List each line of the data that holds the string "this".

## Stored data entries

========

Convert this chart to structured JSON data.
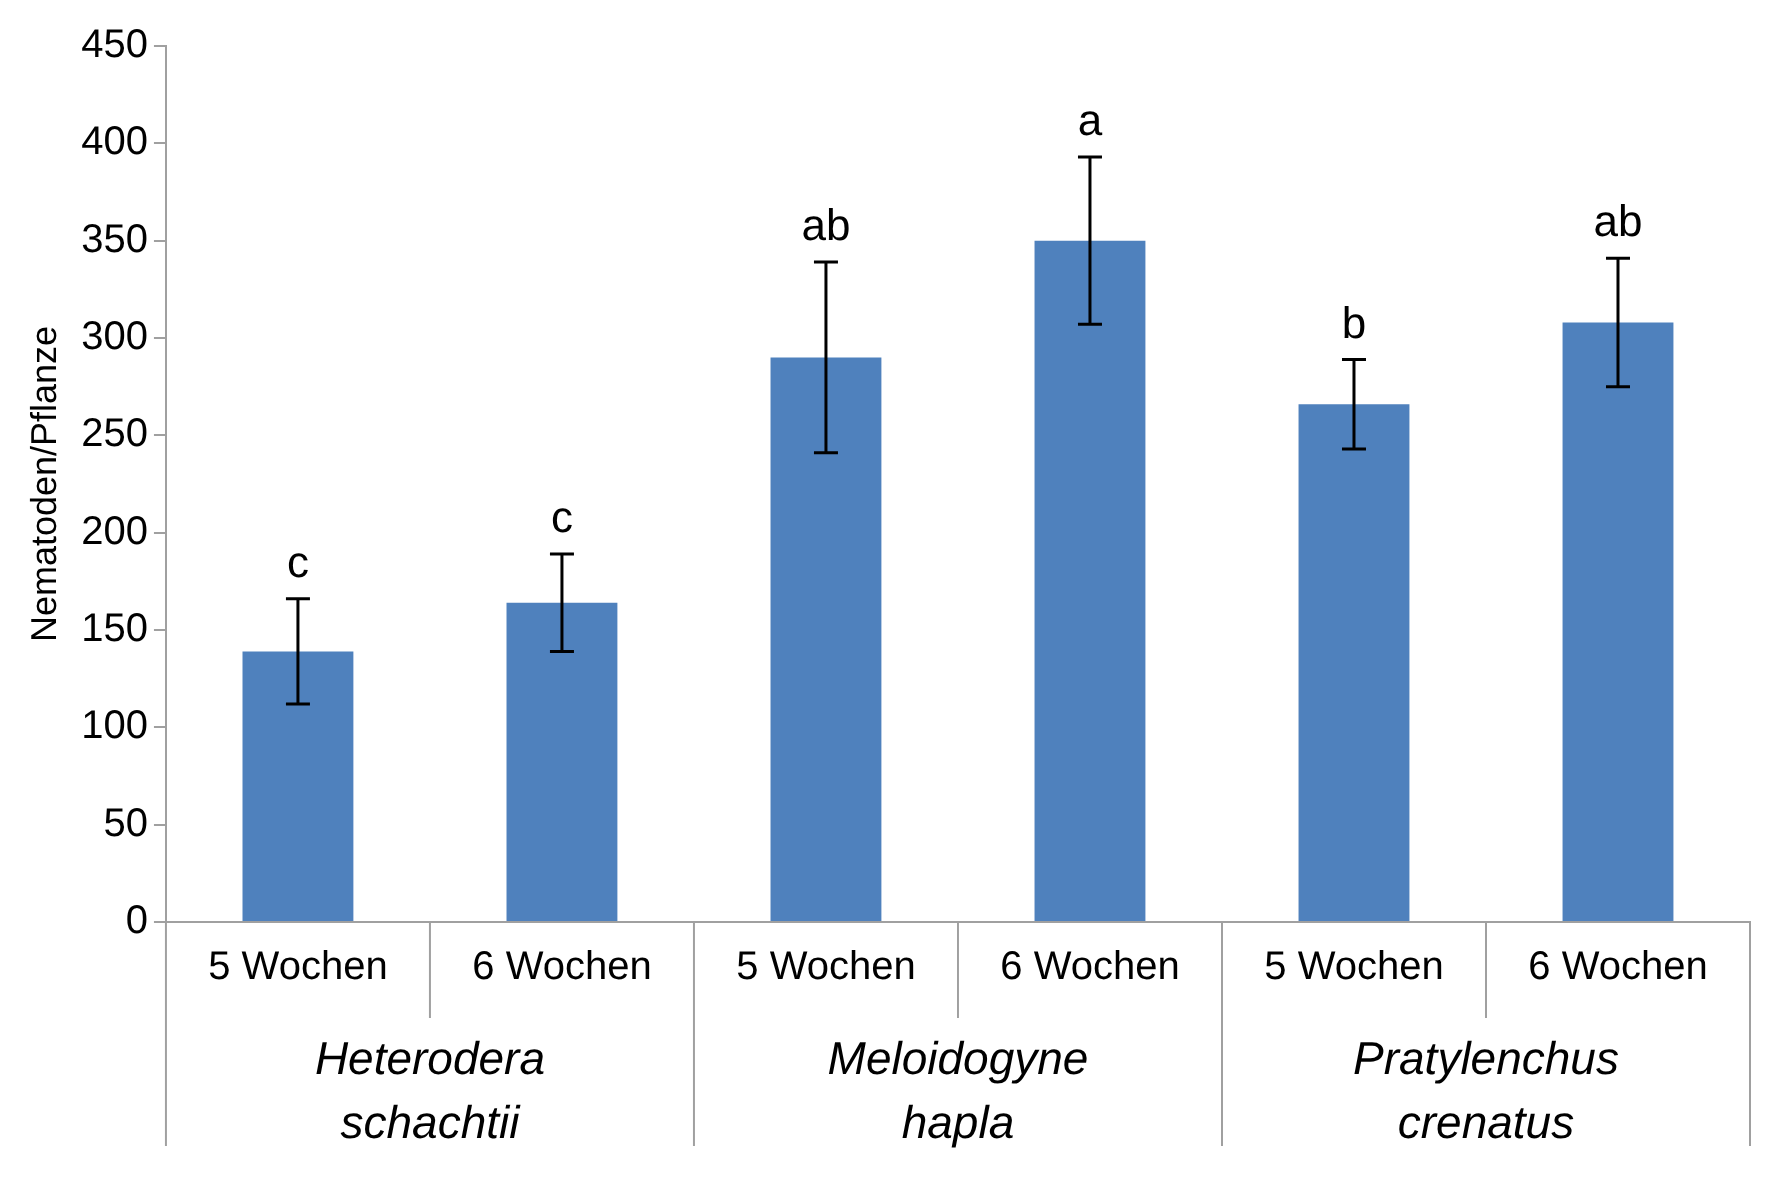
{
  "chart_data": {
    "type": "bar",
    "ylabel": "Nematoden/Pflanze",
    "categories": [
      "5 Wochen",
      "6 Wochen",
      "5 Wochen",
      "6 Wochen",
      "5 Wochen",
      "6 Wochen"
    ],
    "values": [
      139,
      164,
      290,
      350,
      266,
      308
    ],
    "errors": [
      27,
      25,
      49,
      43,
      23,
      33
    ],
    "value_labels": [
      "c",
      "c",
      "ab",
      "a",
      "b",
      "ab"
    ],
    "color": "#4f81bd",
    "ylim": [
      0,
      450
    ],
    "yticks": [
      0,
      50,
      100,
      150,
      200,
      250,
      300,
      350,
      400,
      450
    ],
    "grid": false,
    "legend": false,
    "annotations": [
      "Heterodera schachtii",
      "Meloidogyne hapla",
      "Pratylenchus crenatus"
    ]
  }
}
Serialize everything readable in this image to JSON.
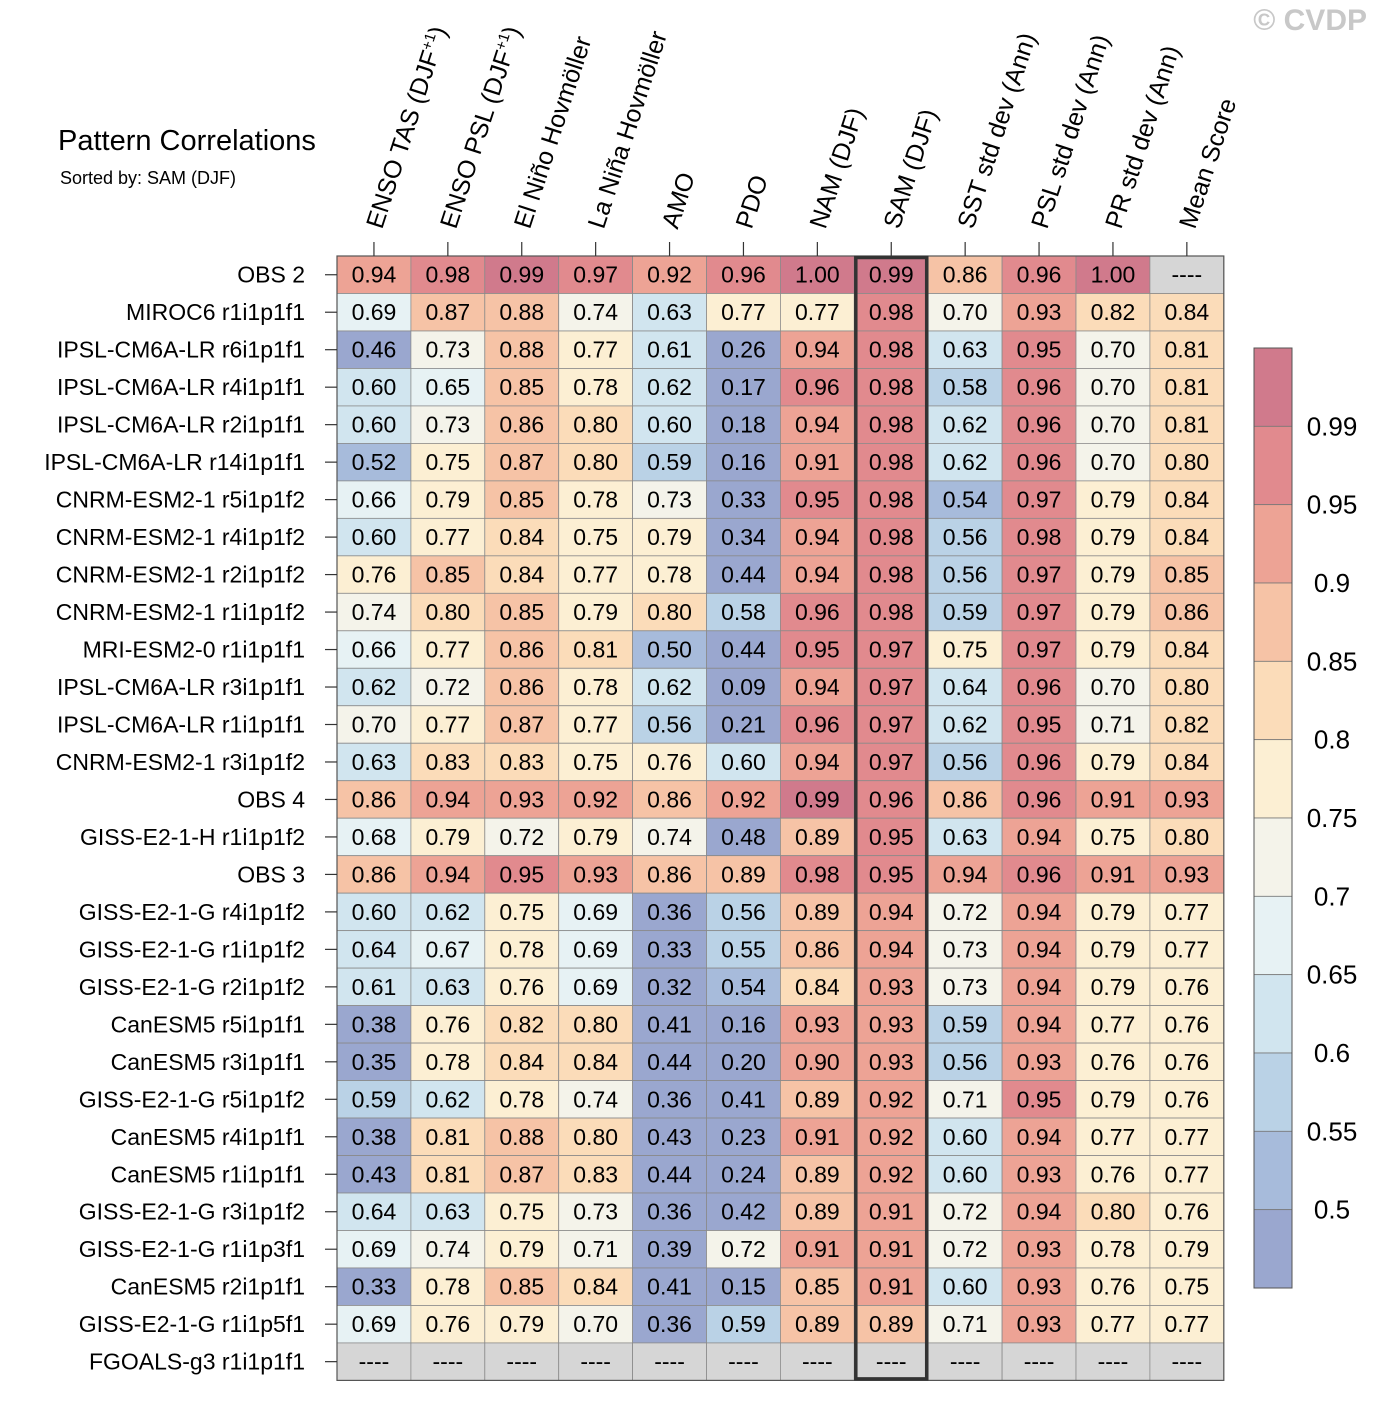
{
  "title": "Pattern Correlations",
  "subtitle": "Sorted by: SAM (DJF)",
  "watermark": "© CVDP",
  "chart_data": {
    "type": "heatmap",
    "sorted_by": "SAM (DJF)",
    "highlight_column": "SAM (DJF)",
    "missing_label": "----",
    "columns": [
      "ENSO TAS (DJF+1)",
      "ENSO PSL (DJF+1)",
      "El Niño Hovmöller",
      "La Niña Hovmöller",
      "AMO",
      "PDO",
      "NAM (DJF)",
      "SAM (DJF)",
      "SST std dev (Ann)",
      "PSL std dev (Ann)",
      "PR std dev (Ann)",
      "Mean Score"
    ],
    "rows": [
      {
        "label": "OBS 2",
        "values": [
          0.94,
          0.98,
          0.99,
          0.97,
          0.92,
          0.96,
          1.0,
          0.99,
          0.86,
          0.96,
          1.0,
          null
        ]
      },
      {
        "label": "MIROC6 r1i1p1f1",
        "values": [
          0.69,
          0.87,
          0.88,
          0.74,
          0.63,
          0.77,
          0.77,
          0.98,
          0.7,
          0.93,
          0.82,
          0.84
        ]
      },
      {
        "label": "IPSL-CM6A-LR r6i1p1f1",
        "values": [
          0.46,
          0.73,
          0.88,
          0.77,
          0.61,
          0.26,
          0.94,
          0.98,
          0.63,
          0.95,
          0.7,
          0.81
        ]
      },
      {
        "label": "IPSL-CM6A-LR r4i1p1f1",
        "values": [
          0.6,
          0.65,
          0.85,
          0.78,
          0.62,
          0.17,
          0.96,
          0.98,
          0.58,
          0.96,
          0.7,
          0.81
        ]
      },
      {
        "label": "IPSL-CM6A-LR r2i1p1f1",
        "values": [
          0.6,
          0.73,
          0.86,
          0.8,
          0.6,
          0.18,
          0.94,
          0.98,
          0.62,
          0.96,
          0.7,
          0.81
        ]
      },
      {
        "label": "IPSL-CM6A-LR r14i1p1f1",
        "values": [
          0.52,
          0.75,
          0.87,
          0.8,
          0.59,
          0.16,
          0.91,
          0.98,
          0.62,
          0.96,
          0.7,
          0.8
        ]
      },
      {
        "label": "CNRM-ESM2-1 r5i1p1f2",
        "values": [
          0.66,
          0.79,
          0.85,
          0.78,
          0.73,
          0.33,
          0.95,
          0.98,
          0.54,
          0.97,
          0.79,
          0.84
        ]
      },
      {
        "label": "CNRM-ESM2-1 r4i1p1f2",
        "values": [
          0.6,
          0.77,
          0.84,
          0.75,
          0.79,
          0.34,
          0.94,
          0.98,
          0.56,
          0.98,
          0.79,
          0.84
        ]
      },
      {
        "label": "CNRM-ESM2-1 r2i1p1f2",
        "values": [
          0.76,
          0.85,
          0.84,
          0.77,
          0.78,
          0.44,
          0.94,
          0.98,
          0.56,
          0.97,
          0.79,
          0.85
        ]
      },
      {
        "label": "CNRM-ESM2-1 r1i1p1f2",
        "values": [
          0.74,
          0.8,
          0.85,
          0.79,
          0.8,
          0.58,
          0.96,
          0.98,
          0.59,
          0.97,
          0.79,
          0.86
        ]
      },
      {
        "label": "MRI-ESM2-0 r1i1p1f1",
        "values": [
          0.66,
          0.77,
          0.86,
          0.81,
          0.5,
          0.44,
          0.95,
          0.97,
          0.75,
          0.97,
          0.79,
          0.84
        ]
      },
      {
        "label": "IPSL-CM6A-LR r3i1p1f1",
        "values": [
          0.62,
          0.72,
          0.86,
          0.78,
          0.62,
          0.09,
          0.94,
          0.97,
          0.64,
          0.96,
          0.7,
          0.8
        ]
      },
      {
        "label": "IPSL-CM6A-LR r1i1p1f1",
        "values": [
          0.7,
          0.77,
          0.87,
          0.77,
          0.56,
          0.21,
          0.96,
          0.97,
          0.62,
          0.95,
          0.71,
          0.82
        ]
      },
      {
        "label": "CNRM-ESM2-1 r3i1p1f2",
        "values": [
          0.63,
          0.83,
          0.83,
          0.75,
          0.76,
          0.6,
          0.94,
          0.97,
          0.56,
          0.96,
          0.79,
          0.84
        ]
      },
      {
        "label": "OBS 4",
        "values": [
          0.86,
          0.94,
          0.93,
          0.92,
          0.86,
          0.92,
          0.99,
          0.96,
          0.86,
          0.96,
          0.91,
          0.93
        ]
      },
      {
        "label": "GISS-E2-1-H r1i1p1f2",
        "values": [
          0.68,
          0.79,
          0.72,
          0.79,
          0.74,
          0.48,
          0.89,
          0.95,
          0.63,
          0.94,
          0.75,
          0.8
        ]
      },
      {
        "label": "OBS 3",
        "values": [
          0.86,
          0.94,
          0.95,
          0.93,
          0.86,
          0.89,
          0.98,
          0.95,
          0.94,
          0.96,
          0.91,
          0.93
        ]
      },
      {
        "label": "GISS-E2-1-G r4i1p1f2",
        "values": [
          0.6,
          0.62,
          0.75,
          0.69,
          0.36,
          0.56,
          0.89,
          0.94,
          0.72,
          0.94,
          0.79,
          0.77
        ]
      },
      {
        "label": "GISS-E2-1-G r1i1p1f2",
        "values": [
          0.64,
          0.67,
          0.78,
          0.69,
          0.33,
          0.55,
          0.86,
          0.94,
          0.73,
          0.94,
          0.79,
          0.77
        ]
      },
      {
        "label": "GISS-E2-1-G r2i1p1f2",
        "values": [
          0.61,
          0.63,
          0.76,
          0.69,
          0.32,
          0.54,
          0.84,
          0.93,
          0.73,
          0.94,
          0.79,
          0.76
        ]
      },
      {
        "label": "CanESM5 r5i1p1f1",
        "values": [
          0.38,
          0.76,
          0.82,
          0.8,
          0.41,
          0.16,
          0.93,
          0.93,
          0.59,
          0.94,
          0.77,
          0.76
        ]
      },
      {
        "label": "CanESM5 r3i1p1f1",
        "values": [
          0.35,
          0.78,
          0.84,
          0.84,
          0.44,
          0.2,
          0.9,
          0.93,
          0.56,
          0.93,
          0.76,
          0.76
        ]
      },
      {
        "label": "GISS-E2-1-G r5i1p1f2",
        "values": [
          0.59,
          0.62,
          0.78,
          0.74,
          0.36,
          0.41,
          0.89,
          0.92,
          0.71,
          0.95,
          0.79,
          0.76
        ]
      },
      {
        "label": "CanESM5 r4i1p1f1",
        "values": [
          0.38,
          0.81,
          0.88,
          0.8,
          0.43,
          0.23,
          0.91,
          0.92,
          0.6,
          0.94,
          0.77,
          0.77
        ]
      },
      {
        "label": "CanESM5 r1i1p1f1",
        "values": [
          0.43,
          0.81,
          0.87,
          0.83,
          0.44,
          0.24,
          0.89,
          0.92,
          0.6,
          0.93,
          0.76,
          0.77
        ]
      },
      {
        "label": "GISS-E2-1-G r3i1p1f2",
        "values": [
          0.64,
          0.63,
          0.75,
          0.73,
          0.36,
          0.42,
          0.89,
          0.91,
          0.72,
          0.94,
          0.8,
          0.76
        ]
      },
      {
        "label": "GISS-E2-1-G r1i1p3f1",
        "values": [
          0.69,
          0.74,
          0.79,
          0.71,
          0.39,
          0.72,
          0.91,
          0.91,
          0.72,
          0.93,
          0.78,
          0.79
        ]
      },
      {
        "label": "CanESM5 r2i1p1f1",
        "values": [
          0.33,
          0.78,
          0.85,
          0.84,
          0.41,
          0.15,
          0.85,
          0.91,
          0.6,
          0.93,
          0.76,
          0.75
        ]
      },
      {
        "label": "GISS-E2-1-G r1i1p5f1",
        "values": [
          0.69,
          0.76,
          0.79,
          0.7,
          0.36,
          0.59,
          0.89,
          0.89,
          0.71,
          0.93,
          0.77,
          0.77
        ]
      },
      {
        "label": "FGOALS-g3 r1i1p1f1",
        "values": [
          null,
          null,
          null,
          null,
          null,
          null,
          null,
          null,
          null,
          null,
          null,
          null
        ]
      }
    ],
    "colorbar": {
      "labels": [
        "0.99",
        "0.95",
        "0.9",
        "0.85",
        "0.8",
        "0.75",
        "0.7",
        "0.65",
        "0.6",
        "0.55",
        "0.5"
      ],
      "levels": [
        0.5,
        0.55,
        0.6,
        0.65,
        0.7,
        0.75,
        0.8,
        0.85,
        0.9,
        0.95,
        0.99
      ],
      "colors": [
        "#9aa7cf",
        "#a7bbdb",
        "#bad2e6",
        "#d1e5ef",
        "#e7f2f4",
        "#f4f3ea",
        "#fcefd3",
        "#fbdcb9",
        "#f6c3a6",
        "#eda395",
        "#e18a8e",
        "#d07a8c"
      ]
    },
    "missing_color": "#d6d6d6"
  }
}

========

## EXPECTED OUTPUT
Convert this chart to structured JSON data.
Serialize everything readable in this image to JSON.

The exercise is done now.